── Data for this task

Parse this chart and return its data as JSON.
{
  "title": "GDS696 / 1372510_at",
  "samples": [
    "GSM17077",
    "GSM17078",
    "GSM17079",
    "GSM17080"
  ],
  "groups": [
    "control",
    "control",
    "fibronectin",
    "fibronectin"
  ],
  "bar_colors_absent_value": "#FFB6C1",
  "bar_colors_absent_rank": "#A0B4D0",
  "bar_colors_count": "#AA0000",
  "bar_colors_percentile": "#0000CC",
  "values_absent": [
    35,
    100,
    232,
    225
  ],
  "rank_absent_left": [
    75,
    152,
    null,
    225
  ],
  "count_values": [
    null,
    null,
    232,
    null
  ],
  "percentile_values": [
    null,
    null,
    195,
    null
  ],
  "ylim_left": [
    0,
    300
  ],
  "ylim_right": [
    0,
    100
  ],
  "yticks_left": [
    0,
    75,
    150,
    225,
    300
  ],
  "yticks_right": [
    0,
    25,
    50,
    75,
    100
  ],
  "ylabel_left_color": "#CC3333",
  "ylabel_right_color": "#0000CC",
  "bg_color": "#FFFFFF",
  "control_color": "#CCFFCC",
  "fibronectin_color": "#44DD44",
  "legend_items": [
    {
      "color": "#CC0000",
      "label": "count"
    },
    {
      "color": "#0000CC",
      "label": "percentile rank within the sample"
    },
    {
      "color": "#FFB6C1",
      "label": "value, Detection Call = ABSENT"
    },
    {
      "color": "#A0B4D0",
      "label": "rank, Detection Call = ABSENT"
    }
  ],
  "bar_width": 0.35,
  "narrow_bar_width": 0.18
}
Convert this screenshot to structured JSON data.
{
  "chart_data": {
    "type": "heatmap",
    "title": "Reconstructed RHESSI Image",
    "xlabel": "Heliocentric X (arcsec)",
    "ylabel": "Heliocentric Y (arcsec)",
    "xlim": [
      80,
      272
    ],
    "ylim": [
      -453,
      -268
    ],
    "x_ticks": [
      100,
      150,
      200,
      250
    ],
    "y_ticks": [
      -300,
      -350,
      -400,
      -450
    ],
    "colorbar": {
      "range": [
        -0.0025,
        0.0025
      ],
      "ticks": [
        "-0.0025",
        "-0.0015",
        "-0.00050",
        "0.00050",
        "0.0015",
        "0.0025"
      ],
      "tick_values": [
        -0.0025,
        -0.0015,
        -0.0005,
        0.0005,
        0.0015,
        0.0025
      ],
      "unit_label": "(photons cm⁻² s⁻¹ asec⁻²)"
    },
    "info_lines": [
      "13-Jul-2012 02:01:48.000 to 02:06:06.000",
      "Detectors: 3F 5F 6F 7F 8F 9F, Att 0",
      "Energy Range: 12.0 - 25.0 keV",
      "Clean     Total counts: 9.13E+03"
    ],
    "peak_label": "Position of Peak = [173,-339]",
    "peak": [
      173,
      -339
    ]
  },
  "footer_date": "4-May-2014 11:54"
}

────

Problem statement ->
Each entry is to be returned in full, character for character.

Answer to this task ->
Parse this chart and return its data as JSON.
{
  "title": "GDS696 / 1372510_at",
  "samples": [
    "GSM17077",
    "GSM17078",
    "GSM17079",
    "GSM17080"
  ],
  "groups": [
    "control",
    "control",
    "fibronectin",
    "fibronectin"
  ],
  "bar_colors_absent_value": "#FFB6C1",
  "bar_colors_absent_rank": "#A0B4D0",
  "bar_colors_count": "#AA0000",
  "bar_colors_percentile": "#0000CC",
  "values_absent": [
    35,
    100,
    232,
    225
  ],
  "rank_absent_left": [
    75,
    152,
    null,
    225
  ],
  "count_values": [
    null,
    null,
    232,
    null
  ],
  "percentile_values": [
    null,
    null,
    195,
    null
  ],
  "ylim_left": [
    0,
    300
  ],
  "ylim_right": [
    0,
    100
  ],
  "yticks_left": [
    0,
    75,
    150,
    225,
    300
  ],
  "yticks_right": [
    0,
    25,
    50,
    75,
    100
  ],
  "ylabel_left_color": "#CC3333",
  "ylabel_right_color": "#0000CC",
  "bg_color": "#FFFFFF",
  "control_color": "#CCFFCC",
  "fibronectin_color": "#44DD44",
  "legend_items": [
    {
      "color": "#CC0000",
      "label": "count"
    },
    {
      "color": "#0000CC",
      "label": "percentile rank within the sample"
    },
    {
      "color": "#FFB6C1",
      "label": "value, Detection Call = ABSENT"
    },
    {
      "color": "#A0B4D0",
      "label": "rank, Detection Call = ABSENT"
    }
  ],
  "bar_width": 0.35,
  "narrow_bar_width": 0.18
}
Convert this screenshot to structured JSON data.
{
  "chart_data": {
    "type": "heatmap",
    "title": "Reconstructed RHESSI Image",
    "xlabel": "Heliocentric X (arcsec)",
    "ylabel": "Heliocentric Y (arcsec)",
    "xlim": [
      80,
      272
    ],
    "ylim": [
      -453,
      -268
    ],
    "x_ticks": [
      100,
      150,
      200,
      250
    ],
    "y_ticks": [
      -300,
      -350,
      -400,
      -450
    ],
    "colorbar": {
      "range": [
        -0.0025,
        0.0025
      ],
      "ticks": [
        "-0.0025",
        "-0.0015",
        "-0.00050",
        "0.00050",
        "0.0015",
        "0.0025"
      ],
      "tick_values": [
        -0.0025,
        -0.0015,
        -0.0005,
        0.0005,
        0.0015,
        0.0025
      ],
      "unit_label": "(photons cm⁻² s⁻¹ asec⁻²)"
    },
    "info_lines": [
      "13-Jul-2012 02:01:48.000 to 02:06:06.000",
      "Detectors: 3F 5F 6F 7F 8F 9F, Att 0",
      "Energy Range: 12.0 - 25.0 keV",
      "Clean     Total counts: 9.13E+03"
    ],
    "peak_label": "Position of Peak = [173,-339]",
    "peak": [
      173,
      -339
    ]
  },
  "footer_date": "4-May-2014 11:54"
}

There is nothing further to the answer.